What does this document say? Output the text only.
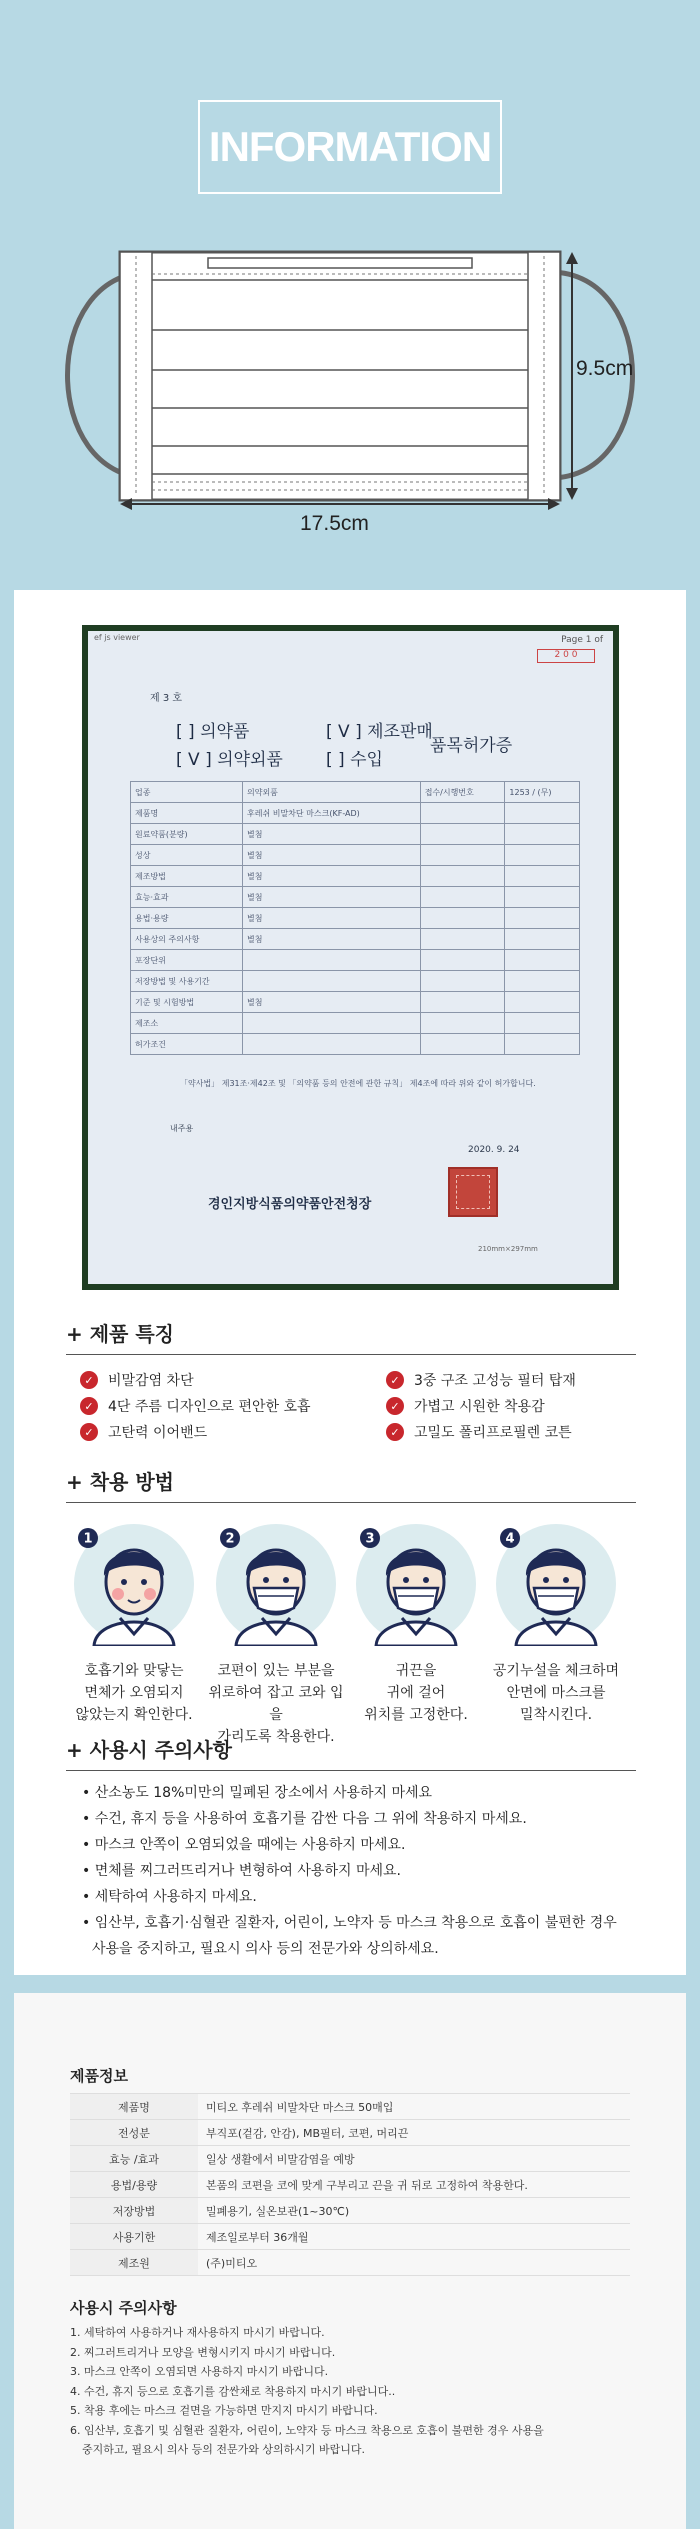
INFORMATION
17.5cm
9.5cm
ef js viewer	Page 1 of
2 0 0
제 3 호
[ ] 의약품
[ V ] 의약외품
[ V ] 제조판매
[ ] 수입
품목허가증
업종	의약외품	접수/시행번호	1253 / (무)
제품명	후레쉬 비말차단 마스크(KF-AD)		
원료약품(분량)	별첨		
성상	별첨		
제조방법	별첨		
효능·효과	별첨		
용법·용량	별첨		
사용상의 주의사항	별첨		
포장단위			
저장방법 및 사용기간			
기준 및 시험방법	별첨		
제조소			
허가조건			
「약사법」 제31조·제42조 및 「의약품 등의 안전에 관한 규칙」 제4조에 따라 위와 같이 허가합니다.
내주용
2020. 9. 24
경인지방식품의약품안전청장
210mm×297mm
+ 제품 특징
✓	비말감염 차단	✓	3중 구조 고성능 필터 탑재
✓	4단 주름 디자인으로 편안한 호흡	✓	가볍고 시원한 착용감
✓	고탄력 이어밴드	✓	고밀도 폴리프로필렌 코튼
+ 착용 방법
1
호흡기와 맞닿는
면체가 오염되지
않았는지 확인한다.
2
코편이 있는 부분을
위로하여 잡고 코와 입을
가리도록 착용한다.
3
귀끈을
귀에 걸어
위치를 고정한다.
4
공기누설을 체크하며
안면에 마스크를
밀착시킨다.
+ 사용시 주의사항
• 산소농도 18%미만의 밀폐된 장소에서 사용하지 마세요
• 수건, 휴지 등을 사용하여 호흡기를 감싼 다음 그 위에 착용하지 마세요.
• 마스크 안쪽이 오염되었을 때에는 사용하지 마세요.
• 면체를 찌그러뜨리거나 변형하여 사용하지 마세요.
• 세탁하여 사용하지 마세요.
• 임산부, 호흡기·심혈관 질환자, 어린이, 노약자 등 마스크 착용으로 호흡이 불편한 경우
사용을 중지하고, 필요시 의사 등의 전문가와 상의하세요.
제품정보
제품명	미티오 후레쉬 비말차단 마스크 50매입
전성분	부직포(겉감, 안감), MB필터, 코편, 머리끈
효능 /효과	일상 생활에서 비말감염을 예방
용법/용량	본품의 코편을 코에 맞게 구부리고 끈을 귀 뒤로 고정하여 착용한다.
저장방법	밀폐용기, 실온보관(1~30℃)
사용기한	제조일로부터 36개월
제조원	(주)미티오
사용시 주의사항
1. 세탁하여 사용하거나 재사용하지 마시기 바랍니다.
2. 찌그러트리거나 모양을 변형시키지 마시기 바랍니다.
3. 마스크 안쪽이 오염되면 사용하지 마시기 바랍니다.
4. 수건, 휴지 등으로 호흡기를 감싼채로 착용하지 마시기 바랍니다..
5. 착용 후에는 마스크 겉면을 가능하면 만지지 마시기 바랍니다.
6. 임산부, 호흡기 및 심혈관 질환자, 어린이, 노약자 등 마스크 착용으로 호흡이 불편한 경우 사용을
중지하고, 필요시 의사 등의 전문가와 상의하시기 바랍니다.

▬▬▬▬▬▬

> [PROBLEM TO WORK ON]: Which lines contain "비말차단"? Copy each of them out.

> [RESULT OF THIS EXERCISE]:
제품명	후레쉬 비말차단 마스크(KF-AD)		
제품명	미티오 후레쉬 비말차단 마스크 50매입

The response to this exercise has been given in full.